次の課題:
A. 研修医の論文についての文章を読んで答えてください。
(i) 筆頭著者の論文が1本もないと、何になれないか。
(ii) 筆者が最後に英語論文を書いたのはいつか。
(iii) 筆者は自分の病院の何を売りにしているつもりか。
B. 研修医の論文についての文章から、「研修医がいたりすると、論文の」から「のよさを売りにしてるつもり。」までをすべて、一字一句変えずに書き写してください。
C. 研修医の論文についての文章は途中で終わっています。最後の文のあとに続く部分を書いてください。

原文:
研修医の論文2011/01/07 21:26

研修医がいたりすると、論文の面倒を見なければいけない。しんどいのでもちろん日本語、英語なんて書かせた日には歩留まりがたぶん悪すぎるだろう。英語論文は手前分でも数年前が最後です。あかんのですけどね。

大きい病院でほったらかしてる上司もいたりする。その上司が自分でなにかプロジェクトやっていて手伝わせたりするならともかく、そうですらなくて、結局論文の出ない研修医をよく見る。
なにがまずいかというと、1本も筆頭著者の論文がなければ学会専門医になれない。「ある」事が大切なので、日本語でよし、なのである。
研修病院の部長としては、臨床経験の蓄積のほか、論文の面倒をみるのが当然と思ってきて、うちにきた非専門医にはかならず論文を作ってもらうことにしている。小さいところなもので面倒見のよさを売りにしてるつもり。

で、以前にあったことなのですが、、、、
たまに、これのできない研修医さんがいるのです。

データセット項目:

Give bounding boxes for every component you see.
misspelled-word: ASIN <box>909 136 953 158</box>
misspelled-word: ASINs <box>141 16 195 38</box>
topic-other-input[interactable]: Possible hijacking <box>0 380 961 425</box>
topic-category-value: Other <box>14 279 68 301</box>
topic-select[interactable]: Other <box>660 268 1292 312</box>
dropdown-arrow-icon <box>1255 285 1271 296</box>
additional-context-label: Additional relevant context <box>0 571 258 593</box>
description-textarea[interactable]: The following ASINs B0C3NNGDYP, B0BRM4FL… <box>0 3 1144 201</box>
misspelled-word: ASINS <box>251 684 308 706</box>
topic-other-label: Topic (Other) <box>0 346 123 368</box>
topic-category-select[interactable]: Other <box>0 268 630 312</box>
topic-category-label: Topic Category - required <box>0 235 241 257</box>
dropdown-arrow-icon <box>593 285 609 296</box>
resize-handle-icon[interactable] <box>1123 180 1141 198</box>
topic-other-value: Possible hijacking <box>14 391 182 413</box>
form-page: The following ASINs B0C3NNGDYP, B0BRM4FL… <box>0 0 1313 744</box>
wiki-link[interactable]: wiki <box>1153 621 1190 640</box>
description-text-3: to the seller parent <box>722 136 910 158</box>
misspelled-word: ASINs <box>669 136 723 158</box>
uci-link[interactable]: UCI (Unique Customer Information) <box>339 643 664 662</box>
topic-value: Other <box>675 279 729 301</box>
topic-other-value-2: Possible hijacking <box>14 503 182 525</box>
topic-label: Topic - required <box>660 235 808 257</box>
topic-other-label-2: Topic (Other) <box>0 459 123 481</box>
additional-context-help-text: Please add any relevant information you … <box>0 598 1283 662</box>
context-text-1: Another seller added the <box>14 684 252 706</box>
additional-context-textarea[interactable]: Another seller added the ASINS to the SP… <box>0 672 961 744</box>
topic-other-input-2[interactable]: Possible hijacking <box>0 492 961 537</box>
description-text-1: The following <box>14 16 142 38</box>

各課題の解答:
A.
(i) 学会専門医
(ii) 数年前
(iii) 面倒見のよさ

B.
研修医がいたりすると、論文の面倒を見なければいけない。しんどいのでもちろん日本語、英語なんて書かせた日には歩留まりがたぶん悪すぎるだろう。英語論文は手前分でも数年前が最後です。あかんのですけどね。

大きい病院でほったらかしてる上司もいたりする。その上司が自分でなにかプロジェクトやっていて手伝わせたりするならともかく、そうですらなくて、結局論文の出ない研修医をよく見る。
なにがまずいかというと、1本も筆頭著者の論文がなければ学会専門医になれない。「ある」事が大切なので、日本語でよし、なのである。
研修病院の部長としては、臨床経験の蓄積のほか、論文の面倒をみるのが当然と思ってきて、うちにきた非専門医にはかならず論文を作ってもらうことにしている。小さいところなもので面倒見のよさを売りにしてるつもり。

C.
なんでこれで受験とおって卒試までいって国試も通ったんだろうと思う。
しつこく説明して何度もやり直してなんとかデータベースを作って、さあこれを解析してというと、できない。その仕事の意味や目的、具体的なやり方を説明しても首ひねってるし、ろくな文章もでない。どこに問題があるのか理解も遅く、何をしたらいいのかわからずPCの前でじーーーっとしてる。自分で考える癖がないんじゃないかね。医学部出た人って、みんなそこそこお勉強好きな印象があるんですけどねえ。
イントロだけでもとなんとかちょっと書かせたら、引用文献にははやばやと番号つけられてる。あとで並べかえることはいくらでもあるんだから先に番号つけるんじゃないよ。無意味な形ばかり整えても。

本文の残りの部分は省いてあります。